→ DIRECTIONS
Report back the lines in this listing that carry the string "during".

→ GIVEN ENTRIES
◇ ◇ ◇ ◇ ◇

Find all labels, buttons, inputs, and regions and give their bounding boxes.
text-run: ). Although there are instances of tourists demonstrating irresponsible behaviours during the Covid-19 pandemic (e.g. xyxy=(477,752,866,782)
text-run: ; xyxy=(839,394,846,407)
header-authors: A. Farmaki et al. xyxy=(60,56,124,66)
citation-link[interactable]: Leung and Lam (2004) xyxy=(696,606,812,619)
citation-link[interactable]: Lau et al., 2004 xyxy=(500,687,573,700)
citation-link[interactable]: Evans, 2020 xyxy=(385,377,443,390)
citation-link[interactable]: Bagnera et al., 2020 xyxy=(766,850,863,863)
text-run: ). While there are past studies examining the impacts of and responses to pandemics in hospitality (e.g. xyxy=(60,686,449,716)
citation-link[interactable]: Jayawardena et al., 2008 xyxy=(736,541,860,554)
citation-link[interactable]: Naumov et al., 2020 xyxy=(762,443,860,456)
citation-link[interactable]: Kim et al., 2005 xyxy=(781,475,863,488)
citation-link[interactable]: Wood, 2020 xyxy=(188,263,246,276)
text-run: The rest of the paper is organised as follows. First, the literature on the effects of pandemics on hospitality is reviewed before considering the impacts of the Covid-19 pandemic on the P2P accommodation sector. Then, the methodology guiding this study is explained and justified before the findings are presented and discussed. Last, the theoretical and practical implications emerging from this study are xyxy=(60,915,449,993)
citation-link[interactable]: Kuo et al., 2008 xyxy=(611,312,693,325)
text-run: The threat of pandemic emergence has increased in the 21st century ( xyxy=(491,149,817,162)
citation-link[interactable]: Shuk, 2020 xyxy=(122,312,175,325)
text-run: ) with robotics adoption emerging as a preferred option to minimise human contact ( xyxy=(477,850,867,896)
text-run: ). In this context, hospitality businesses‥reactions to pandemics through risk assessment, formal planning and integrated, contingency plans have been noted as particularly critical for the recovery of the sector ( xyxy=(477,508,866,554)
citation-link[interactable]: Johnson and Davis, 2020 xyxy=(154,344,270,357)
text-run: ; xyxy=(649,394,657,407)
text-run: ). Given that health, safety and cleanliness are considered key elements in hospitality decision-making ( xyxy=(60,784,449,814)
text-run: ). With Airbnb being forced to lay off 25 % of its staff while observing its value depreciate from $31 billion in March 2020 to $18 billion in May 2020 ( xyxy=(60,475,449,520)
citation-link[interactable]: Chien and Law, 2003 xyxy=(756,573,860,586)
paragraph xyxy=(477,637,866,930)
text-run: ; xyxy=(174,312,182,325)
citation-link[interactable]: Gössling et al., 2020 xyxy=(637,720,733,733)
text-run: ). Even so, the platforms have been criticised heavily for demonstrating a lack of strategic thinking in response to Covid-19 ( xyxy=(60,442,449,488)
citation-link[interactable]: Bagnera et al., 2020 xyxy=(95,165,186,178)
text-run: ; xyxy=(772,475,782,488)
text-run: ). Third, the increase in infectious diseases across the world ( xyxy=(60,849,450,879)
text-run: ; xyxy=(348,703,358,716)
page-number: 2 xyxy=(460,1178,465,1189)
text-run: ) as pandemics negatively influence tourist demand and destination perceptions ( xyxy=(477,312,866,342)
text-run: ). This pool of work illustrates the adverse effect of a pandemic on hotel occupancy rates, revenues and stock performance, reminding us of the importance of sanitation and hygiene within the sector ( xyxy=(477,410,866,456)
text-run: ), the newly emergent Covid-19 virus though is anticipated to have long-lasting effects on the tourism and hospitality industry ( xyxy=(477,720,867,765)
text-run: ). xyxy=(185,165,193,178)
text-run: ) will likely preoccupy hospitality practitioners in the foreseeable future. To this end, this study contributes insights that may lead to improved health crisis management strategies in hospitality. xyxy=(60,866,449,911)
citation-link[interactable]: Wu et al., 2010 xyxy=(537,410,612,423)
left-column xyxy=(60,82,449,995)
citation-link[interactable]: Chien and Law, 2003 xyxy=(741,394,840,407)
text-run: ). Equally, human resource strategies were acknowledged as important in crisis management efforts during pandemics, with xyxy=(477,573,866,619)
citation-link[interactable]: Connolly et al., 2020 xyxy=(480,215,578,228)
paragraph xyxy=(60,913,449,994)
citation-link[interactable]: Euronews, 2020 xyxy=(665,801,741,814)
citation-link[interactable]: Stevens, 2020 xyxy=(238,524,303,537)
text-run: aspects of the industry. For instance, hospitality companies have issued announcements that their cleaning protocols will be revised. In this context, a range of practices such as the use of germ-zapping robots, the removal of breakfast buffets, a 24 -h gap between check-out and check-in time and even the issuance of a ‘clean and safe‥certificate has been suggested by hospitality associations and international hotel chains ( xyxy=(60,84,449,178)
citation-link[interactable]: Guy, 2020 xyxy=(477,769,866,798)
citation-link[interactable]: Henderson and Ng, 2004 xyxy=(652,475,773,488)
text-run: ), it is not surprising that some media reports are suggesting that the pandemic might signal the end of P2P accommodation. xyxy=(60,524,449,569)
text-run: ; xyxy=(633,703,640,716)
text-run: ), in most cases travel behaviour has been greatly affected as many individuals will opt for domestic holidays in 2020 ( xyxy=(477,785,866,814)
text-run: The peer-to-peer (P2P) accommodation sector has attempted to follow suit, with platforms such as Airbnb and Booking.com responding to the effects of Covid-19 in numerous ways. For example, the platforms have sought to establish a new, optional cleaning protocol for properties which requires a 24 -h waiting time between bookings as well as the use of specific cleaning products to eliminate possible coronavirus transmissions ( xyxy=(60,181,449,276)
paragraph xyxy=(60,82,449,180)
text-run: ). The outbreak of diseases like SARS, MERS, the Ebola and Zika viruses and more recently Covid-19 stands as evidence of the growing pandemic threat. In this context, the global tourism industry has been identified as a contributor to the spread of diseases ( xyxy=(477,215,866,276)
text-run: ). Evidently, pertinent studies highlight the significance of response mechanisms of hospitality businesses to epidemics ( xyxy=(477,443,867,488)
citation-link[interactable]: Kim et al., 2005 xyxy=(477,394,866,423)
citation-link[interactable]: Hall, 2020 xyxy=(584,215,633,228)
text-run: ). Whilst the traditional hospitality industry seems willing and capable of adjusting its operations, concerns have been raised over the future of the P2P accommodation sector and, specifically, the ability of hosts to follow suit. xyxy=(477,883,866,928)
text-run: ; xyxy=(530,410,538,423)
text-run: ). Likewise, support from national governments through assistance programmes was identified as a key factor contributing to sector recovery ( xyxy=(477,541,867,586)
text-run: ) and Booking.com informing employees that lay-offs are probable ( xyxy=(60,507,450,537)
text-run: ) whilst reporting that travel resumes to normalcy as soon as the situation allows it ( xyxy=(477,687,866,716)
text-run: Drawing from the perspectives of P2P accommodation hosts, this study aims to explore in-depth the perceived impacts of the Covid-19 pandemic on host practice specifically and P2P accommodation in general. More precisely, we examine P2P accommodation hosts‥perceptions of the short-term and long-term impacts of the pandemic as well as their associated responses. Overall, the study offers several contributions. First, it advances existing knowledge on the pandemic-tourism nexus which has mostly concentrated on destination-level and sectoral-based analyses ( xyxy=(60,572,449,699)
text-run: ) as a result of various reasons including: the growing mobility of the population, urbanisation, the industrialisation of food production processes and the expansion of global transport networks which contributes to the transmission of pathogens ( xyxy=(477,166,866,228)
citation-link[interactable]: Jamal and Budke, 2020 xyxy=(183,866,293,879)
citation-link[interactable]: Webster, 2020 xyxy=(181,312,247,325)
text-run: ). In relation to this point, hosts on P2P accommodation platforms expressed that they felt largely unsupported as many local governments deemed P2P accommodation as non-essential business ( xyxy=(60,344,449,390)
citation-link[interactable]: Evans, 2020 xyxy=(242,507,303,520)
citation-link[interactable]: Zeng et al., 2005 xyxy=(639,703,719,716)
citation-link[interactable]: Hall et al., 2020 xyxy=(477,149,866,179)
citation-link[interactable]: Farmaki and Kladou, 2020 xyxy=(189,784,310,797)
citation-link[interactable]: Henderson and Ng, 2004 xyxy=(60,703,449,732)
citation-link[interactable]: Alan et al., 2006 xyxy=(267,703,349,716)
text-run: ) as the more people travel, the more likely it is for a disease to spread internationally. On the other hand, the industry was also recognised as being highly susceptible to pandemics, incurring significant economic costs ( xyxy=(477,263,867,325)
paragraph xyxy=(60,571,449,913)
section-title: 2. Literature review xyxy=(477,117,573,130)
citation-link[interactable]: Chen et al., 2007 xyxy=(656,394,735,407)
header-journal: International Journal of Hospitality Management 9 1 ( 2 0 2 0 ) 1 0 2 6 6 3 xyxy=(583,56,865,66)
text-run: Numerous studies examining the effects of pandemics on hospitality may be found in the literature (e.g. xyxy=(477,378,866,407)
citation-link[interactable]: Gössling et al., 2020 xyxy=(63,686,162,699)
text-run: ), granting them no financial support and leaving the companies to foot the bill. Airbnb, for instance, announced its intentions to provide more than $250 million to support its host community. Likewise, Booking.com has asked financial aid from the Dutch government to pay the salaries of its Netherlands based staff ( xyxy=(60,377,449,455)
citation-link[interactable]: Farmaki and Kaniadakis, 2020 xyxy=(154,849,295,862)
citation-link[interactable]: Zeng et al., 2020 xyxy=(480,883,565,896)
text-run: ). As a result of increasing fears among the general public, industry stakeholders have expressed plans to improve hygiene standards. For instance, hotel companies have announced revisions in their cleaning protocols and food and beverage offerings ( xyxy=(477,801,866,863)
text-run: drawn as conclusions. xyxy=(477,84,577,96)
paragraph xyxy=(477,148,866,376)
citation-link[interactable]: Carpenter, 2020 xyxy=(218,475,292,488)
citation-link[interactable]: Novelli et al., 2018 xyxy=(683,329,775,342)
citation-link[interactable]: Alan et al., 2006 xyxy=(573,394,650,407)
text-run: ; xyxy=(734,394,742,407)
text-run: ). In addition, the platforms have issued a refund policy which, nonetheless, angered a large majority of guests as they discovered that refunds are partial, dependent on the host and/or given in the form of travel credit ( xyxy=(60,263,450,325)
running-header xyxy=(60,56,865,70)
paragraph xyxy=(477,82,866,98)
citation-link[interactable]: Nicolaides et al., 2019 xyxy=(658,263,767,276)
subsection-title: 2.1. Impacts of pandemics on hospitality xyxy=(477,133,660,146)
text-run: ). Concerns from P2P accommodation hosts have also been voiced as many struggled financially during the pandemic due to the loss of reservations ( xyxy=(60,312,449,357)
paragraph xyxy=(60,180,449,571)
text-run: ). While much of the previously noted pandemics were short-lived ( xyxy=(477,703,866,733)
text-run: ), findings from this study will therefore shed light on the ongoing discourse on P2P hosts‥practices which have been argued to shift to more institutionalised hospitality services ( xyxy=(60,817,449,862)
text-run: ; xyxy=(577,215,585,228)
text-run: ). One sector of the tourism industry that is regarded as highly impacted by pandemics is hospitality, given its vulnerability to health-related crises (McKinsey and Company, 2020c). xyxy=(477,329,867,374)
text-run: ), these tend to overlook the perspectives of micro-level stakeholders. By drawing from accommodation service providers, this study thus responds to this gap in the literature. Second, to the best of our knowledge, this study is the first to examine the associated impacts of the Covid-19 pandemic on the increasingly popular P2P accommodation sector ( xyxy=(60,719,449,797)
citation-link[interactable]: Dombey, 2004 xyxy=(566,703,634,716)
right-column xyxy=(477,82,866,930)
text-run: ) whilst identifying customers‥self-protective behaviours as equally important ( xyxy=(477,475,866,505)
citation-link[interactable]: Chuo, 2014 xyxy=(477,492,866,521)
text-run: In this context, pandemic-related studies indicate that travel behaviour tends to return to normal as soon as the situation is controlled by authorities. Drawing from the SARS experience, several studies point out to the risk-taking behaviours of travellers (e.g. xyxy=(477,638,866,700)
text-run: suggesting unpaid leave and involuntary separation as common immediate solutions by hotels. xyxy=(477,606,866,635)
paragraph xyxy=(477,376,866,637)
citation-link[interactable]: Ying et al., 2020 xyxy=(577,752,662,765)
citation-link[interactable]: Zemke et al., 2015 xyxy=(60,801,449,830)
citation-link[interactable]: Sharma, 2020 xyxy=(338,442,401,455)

◇ ◇ ◇ ◇ ◇

→ EXERCISE SOLUTION
text-run: ). Although there are instances of tourists demonstrating irresponsible behaviours during the Covid-19 pandemic (e.g. xyxy=(477,752,866,782)
text-run: ). Equally, human resource strategies were acknowledged as important in crisis management efforts during pandemics, with xyxy=(477,573,866,619)
text-run: ). Concerns from P2P accommodation hosts have also been voiced as many struggled financially during the pandemic due to the loss of reservations ( xyxy=(60,312,449,357)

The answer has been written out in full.